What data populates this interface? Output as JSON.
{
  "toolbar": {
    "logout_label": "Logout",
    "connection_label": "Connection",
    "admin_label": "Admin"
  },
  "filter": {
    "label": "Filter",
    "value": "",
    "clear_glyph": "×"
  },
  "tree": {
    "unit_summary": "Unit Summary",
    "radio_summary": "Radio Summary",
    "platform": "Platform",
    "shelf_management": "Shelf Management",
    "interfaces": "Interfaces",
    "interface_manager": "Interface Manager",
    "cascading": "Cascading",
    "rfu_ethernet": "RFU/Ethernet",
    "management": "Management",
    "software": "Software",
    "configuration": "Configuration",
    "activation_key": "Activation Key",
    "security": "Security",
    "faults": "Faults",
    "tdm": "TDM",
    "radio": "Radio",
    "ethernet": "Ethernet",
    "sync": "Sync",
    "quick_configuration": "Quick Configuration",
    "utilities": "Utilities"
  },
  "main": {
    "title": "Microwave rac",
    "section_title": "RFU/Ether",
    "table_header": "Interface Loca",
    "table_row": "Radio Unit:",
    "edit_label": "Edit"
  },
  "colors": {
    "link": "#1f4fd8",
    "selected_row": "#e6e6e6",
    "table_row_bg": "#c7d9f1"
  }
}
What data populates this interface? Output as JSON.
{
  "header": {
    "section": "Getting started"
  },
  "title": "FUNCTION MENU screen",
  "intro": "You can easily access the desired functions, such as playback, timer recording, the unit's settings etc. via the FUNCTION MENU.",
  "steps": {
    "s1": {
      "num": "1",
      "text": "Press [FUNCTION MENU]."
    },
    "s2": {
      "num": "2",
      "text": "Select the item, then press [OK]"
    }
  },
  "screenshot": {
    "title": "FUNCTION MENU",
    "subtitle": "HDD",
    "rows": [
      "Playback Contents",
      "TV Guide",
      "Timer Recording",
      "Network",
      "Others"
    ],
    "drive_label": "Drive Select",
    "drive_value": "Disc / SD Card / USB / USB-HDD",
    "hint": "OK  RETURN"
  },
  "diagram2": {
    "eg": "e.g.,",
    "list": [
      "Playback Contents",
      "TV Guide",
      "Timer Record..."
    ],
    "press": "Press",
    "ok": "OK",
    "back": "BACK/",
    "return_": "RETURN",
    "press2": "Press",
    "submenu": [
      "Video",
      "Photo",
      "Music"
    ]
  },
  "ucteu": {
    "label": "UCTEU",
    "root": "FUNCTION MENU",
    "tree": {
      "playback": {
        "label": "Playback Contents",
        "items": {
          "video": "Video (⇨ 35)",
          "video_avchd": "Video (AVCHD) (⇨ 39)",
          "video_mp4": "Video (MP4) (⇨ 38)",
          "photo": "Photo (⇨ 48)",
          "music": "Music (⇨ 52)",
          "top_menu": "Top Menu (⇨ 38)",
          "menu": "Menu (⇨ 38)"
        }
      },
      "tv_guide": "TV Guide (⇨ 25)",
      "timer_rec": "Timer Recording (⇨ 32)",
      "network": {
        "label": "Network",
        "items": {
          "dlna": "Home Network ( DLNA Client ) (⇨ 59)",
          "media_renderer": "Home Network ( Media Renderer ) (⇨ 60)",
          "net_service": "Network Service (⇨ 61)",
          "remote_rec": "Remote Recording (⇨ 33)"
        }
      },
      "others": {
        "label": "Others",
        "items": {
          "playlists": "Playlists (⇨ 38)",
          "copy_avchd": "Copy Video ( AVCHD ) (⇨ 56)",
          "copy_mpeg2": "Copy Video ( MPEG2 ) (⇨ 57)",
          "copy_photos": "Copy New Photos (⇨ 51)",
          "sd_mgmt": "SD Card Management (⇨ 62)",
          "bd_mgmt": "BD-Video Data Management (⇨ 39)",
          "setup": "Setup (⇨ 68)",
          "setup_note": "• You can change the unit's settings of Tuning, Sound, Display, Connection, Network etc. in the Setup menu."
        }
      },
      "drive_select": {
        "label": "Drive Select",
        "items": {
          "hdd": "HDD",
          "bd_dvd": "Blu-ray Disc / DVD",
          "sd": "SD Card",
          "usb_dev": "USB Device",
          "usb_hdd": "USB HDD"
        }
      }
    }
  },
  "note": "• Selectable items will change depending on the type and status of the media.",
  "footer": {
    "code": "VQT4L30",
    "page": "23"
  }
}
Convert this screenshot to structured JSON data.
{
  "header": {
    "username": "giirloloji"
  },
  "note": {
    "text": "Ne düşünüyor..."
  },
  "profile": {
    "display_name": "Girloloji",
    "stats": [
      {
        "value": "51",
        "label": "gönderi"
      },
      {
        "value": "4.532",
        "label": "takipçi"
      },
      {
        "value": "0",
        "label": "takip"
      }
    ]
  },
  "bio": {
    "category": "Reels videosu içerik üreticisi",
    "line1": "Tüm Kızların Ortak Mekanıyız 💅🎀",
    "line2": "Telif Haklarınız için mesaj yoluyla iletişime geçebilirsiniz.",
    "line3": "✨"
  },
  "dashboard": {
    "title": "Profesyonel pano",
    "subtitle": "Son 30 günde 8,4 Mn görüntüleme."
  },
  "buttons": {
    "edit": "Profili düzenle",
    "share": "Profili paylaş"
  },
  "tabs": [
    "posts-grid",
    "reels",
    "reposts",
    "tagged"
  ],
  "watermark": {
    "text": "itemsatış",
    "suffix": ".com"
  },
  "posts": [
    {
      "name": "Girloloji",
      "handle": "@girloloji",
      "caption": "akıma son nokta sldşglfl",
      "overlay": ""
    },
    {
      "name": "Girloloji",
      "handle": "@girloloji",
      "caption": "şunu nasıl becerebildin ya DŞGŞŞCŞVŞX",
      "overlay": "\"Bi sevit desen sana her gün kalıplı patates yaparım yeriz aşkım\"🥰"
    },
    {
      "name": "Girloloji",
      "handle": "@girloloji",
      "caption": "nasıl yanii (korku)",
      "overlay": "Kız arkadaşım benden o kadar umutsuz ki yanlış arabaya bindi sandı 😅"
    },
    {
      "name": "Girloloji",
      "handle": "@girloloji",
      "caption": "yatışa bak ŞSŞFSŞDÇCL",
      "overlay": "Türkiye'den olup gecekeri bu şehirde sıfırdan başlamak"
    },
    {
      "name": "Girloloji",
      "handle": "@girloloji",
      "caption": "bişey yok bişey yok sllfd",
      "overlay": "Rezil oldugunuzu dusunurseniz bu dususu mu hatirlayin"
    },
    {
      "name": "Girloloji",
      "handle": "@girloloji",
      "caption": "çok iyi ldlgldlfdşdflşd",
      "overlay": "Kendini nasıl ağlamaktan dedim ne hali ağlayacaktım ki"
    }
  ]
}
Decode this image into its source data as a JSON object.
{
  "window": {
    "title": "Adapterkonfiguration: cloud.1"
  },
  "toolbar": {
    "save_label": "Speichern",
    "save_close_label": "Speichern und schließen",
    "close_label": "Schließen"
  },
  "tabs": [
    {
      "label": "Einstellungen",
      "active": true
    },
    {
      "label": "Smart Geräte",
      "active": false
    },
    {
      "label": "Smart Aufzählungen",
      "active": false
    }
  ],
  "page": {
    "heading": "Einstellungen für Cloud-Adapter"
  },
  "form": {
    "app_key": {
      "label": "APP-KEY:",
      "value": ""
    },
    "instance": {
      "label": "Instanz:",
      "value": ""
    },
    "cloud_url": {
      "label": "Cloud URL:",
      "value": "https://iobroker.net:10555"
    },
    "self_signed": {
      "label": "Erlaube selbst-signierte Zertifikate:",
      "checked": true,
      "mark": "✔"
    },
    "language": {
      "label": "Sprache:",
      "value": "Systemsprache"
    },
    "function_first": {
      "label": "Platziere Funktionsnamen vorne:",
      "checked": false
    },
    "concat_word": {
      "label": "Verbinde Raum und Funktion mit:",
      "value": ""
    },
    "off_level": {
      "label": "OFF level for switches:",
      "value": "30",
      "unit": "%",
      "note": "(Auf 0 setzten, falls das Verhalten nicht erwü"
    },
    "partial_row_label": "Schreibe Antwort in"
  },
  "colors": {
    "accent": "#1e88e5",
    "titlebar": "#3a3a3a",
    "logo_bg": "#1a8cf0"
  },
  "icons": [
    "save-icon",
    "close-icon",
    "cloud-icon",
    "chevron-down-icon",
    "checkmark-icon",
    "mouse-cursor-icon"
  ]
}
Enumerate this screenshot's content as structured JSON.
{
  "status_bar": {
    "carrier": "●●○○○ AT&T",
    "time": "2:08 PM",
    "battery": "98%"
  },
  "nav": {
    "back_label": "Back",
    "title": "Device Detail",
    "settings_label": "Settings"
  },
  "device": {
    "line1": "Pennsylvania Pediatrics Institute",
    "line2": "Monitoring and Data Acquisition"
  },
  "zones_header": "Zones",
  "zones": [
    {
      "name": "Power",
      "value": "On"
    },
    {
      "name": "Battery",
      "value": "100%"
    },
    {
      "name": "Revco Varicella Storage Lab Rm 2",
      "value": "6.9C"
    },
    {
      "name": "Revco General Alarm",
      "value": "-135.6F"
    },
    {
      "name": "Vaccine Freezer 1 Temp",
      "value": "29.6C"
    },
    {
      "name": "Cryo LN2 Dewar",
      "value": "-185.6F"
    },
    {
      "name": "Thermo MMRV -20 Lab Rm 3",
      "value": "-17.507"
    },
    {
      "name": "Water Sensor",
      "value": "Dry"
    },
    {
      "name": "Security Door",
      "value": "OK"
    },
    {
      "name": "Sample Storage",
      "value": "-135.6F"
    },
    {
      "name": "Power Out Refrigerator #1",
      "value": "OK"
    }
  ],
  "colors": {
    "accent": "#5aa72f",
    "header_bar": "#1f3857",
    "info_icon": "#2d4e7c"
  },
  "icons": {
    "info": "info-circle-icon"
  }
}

Exercise ::
Pick out each line above that includes "overlay" and show it.

The solution ::
      "overlay": ""
      "overlay": "\"Bi sevit desen sana her gün kalıplı patates yaparım yeriz aşkım\"🥰"
      "overlay": "Kız arkadaşım benden o kadar umutsuz ki yanlış arabaya bindi sandı 😅"
      "overlay": "Türkiye'den olup gecekeri bu şehirde sıfırdan başlamak"
      "overlay": "Rezil oldugunuzu dusunurseniz bu dususu mu hatirlayin"
      "overlay": "Kendini nasıl ağlamaktan dedim ne hali ağlayacaktım ki"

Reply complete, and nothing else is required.